**Data in this exercise:**
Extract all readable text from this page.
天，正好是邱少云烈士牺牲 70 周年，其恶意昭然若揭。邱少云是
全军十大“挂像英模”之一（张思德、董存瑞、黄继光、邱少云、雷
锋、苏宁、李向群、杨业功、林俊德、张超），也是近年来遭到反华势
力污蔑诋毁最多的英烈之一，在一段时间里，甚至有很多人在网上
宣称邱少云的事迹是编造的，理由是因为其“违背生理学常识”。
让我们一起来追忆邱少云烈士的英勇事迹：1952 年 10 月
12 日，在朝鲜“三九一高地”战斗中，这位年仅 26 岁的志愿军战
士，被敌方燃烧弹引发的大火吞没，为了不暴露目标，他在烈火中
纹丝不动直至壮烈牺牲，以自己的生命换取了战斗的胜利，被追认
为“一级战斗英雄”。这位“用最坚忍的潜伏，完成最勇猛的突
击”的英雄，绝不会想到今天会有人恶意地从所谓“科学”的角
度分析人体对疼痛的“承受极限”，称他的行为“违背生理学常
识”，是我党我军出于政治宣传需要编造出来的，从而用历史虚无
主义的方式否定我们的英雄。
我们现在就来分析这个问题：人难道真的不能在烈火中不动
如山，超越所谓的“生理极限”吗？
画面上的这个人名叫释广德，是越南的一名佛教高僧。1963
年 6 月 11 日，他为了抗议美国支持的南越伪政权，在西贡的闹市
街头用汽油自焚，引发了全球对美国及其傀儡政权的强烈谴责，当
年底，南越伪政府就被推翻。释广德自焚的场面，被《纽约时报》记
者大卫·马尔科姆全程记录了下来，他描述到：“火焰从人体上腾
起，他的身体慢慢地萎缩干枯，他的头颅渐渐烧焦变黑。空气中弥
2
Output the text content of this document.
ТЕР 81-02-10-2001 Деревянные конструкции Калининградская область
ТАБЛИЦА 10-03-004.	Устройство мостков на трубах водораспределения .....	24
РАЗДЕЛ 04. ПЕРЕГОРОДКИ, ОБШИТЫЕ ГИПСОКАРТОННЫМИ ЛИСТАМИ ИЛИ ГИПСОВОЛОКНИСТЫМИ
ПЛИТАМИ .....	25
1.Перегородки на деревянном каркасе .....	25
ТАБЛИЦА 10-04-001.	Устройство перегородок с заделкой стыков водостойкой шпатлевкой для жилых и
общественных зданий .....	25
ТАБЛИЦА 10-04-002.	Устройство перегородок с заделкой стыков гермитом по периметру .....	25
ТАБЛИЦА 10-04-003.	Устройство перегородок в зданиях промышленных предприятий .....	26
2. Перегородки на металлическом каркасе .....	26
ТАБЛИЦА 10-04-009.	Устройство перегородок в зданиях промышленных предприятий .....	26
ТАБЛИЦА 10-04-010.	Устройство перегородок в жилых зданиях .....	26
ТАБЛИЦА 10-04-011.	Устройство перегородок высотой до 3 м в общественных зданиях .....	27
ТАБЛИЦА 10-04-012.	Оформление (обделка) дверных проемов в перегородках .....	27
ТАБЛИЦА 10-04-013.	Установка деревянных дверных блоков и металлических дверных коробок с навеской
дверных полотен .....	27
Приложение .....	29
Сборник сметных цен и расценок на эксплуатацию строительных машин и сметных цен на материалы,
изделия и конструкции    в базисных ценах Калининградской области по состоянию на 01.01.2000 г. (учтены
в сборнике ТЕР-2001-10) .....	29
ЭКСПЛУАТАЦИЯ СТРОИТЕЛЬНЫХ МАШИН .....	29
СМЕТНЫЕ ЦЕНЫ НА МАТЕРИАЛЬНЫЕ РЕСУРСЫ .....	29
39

**What is being asked:** Write out the entire listing exactly.

**Full output:**
Extract all readable text from this page.
天，正好是邱少云烈士牺牲 70 周年，其恶意昭然若揭。邱少云是
全军十大“挂像英模”之一（张思德、董存瑞、黄继光、邱少云、雷
锋、苏宁、李向群、杨业功、林俊德、张超），也是近年来遭到反华势
力污蔑诋毁最多的英烈之一，在一段时间里，甚至有很多人在网上
宣称邱少云的事迹是编造的，理由是因为其“违背生理学常识”。
让我们一起来追忆邱少云烈士的英勇事迹：1952 年 10 月
12 日，在朝鲜“三九一高地”战斗中，这位年仅 26 岁的志愿军战
士，被敌方燃烧弹引发的大火吞没，为了不暴露目标，他在烈火中
纹丝不动直至壮烈牺牲，以自己的生命换取了战斗的胜利，被追认
为“一级战斗英雄”。这位“用最坚忍的潜伏，完成最勇猛的突
击”的英雄，绝不会想到今天会有人恶意地从所谓“科学”的角
度分析人体对疼痛的“承受极限”，称他的行为“违背生理学常
识”，是我党我军出于政治宣传需要编造出来的，从而用历史虚无
主义的方式否定我们的英雄。
我们现在就来分析这个问题：人难道真的不能在烈火中不动
如山，超越所谓的“生理极限”吗？
画面上的这个人名叫释广德，是越南的一名佛教高僧。1963
年 6 月 11 日，他为了抗议美国支持的南越伪政权，在西贡的闹市
街头用汽油自焚，引发了全球对美国及其傀儡政权的强烈谴责，当
年底，南越伪政府就被推翻。释广德自焚的场面，被《纽约时报》记
者大卫·马尔科姆全程记录了下来，他描述到：“火焰从人体上腾
起，他的身体慢慢地萎缩干枯，他的头颅渐渐烧焦变黑。空气中弥
2
Output the text content of this document.
ТЕР 81-02-10-2001 Деревянные конструкции Калининградская область
ТАБЛИЦА 10-03-004.	Устройство мостков на трубах водораспределения .....	24
РАЗДЕЛ 04. ПЕРЕГОРОДКИ, ОБШИТЫЕ ГИПСОКАРТОННЫМИ ЛИСТАМИ ИЛИ ГИПСОВОЛОКНИСТЫМИ
ПЛИТАМИ .....	25
1.Перегородки на деревянном каркасе .....	25
ТАБЛИЦА 10-04-001.	Устройство перегородок с заделкой стыков водостойкой шпатлевкой для жилых и
общественных зданий .....	25
ТАБЛИЦА 10-04-002.	Устройство перегородок с заделкой стыков гермитом по периметру .....	25
ТАБЛИЦА 10-04-003.	Устройство перегородок в зданиях промышленных предприятий .....	26
2. Перегородки на металлическом каркасе .....	26
ТАБЛИЦА 10-04-009.	Устройство перегородок в зданиях промышленных предприятий .....	26
ТАБЛИЦА 10-04-010.	Устройство перегородок в жилых зданиях .....	26
ТАБЛИЦА 10-04-011.	Устройство перегородок высотой до 3 м в общественных зданиях .....	27
ТАБЛИЦА 10-04-012.	Оформление (обделка) дверных проемов в перегородках .....	27
ТАБЛИЦА 10-04-013.	Установка деревянных дверных блоков и металлических дверных коробок с навеской
дверных полотен .....	27
Приложение .....	29
Сборник сметных цен и расценок на эксплуатацию строительных машин и сметных цен на материалы,
изделия и конструкции    в базисных ценах Калининградской области по состоянию на 01.01.2000 г. (учтены
в сборнике ТЕР-2001-10) .....	29
ЭКСПЛУАТАЦИЯ СТРОИТЕЛЬНЫХ МАШИН .....	29
СМЕТНЫЕ ЦЕНЫ НА МАТЕРИАЛЬНЫЕ РЕСУРСЫ .....	29
39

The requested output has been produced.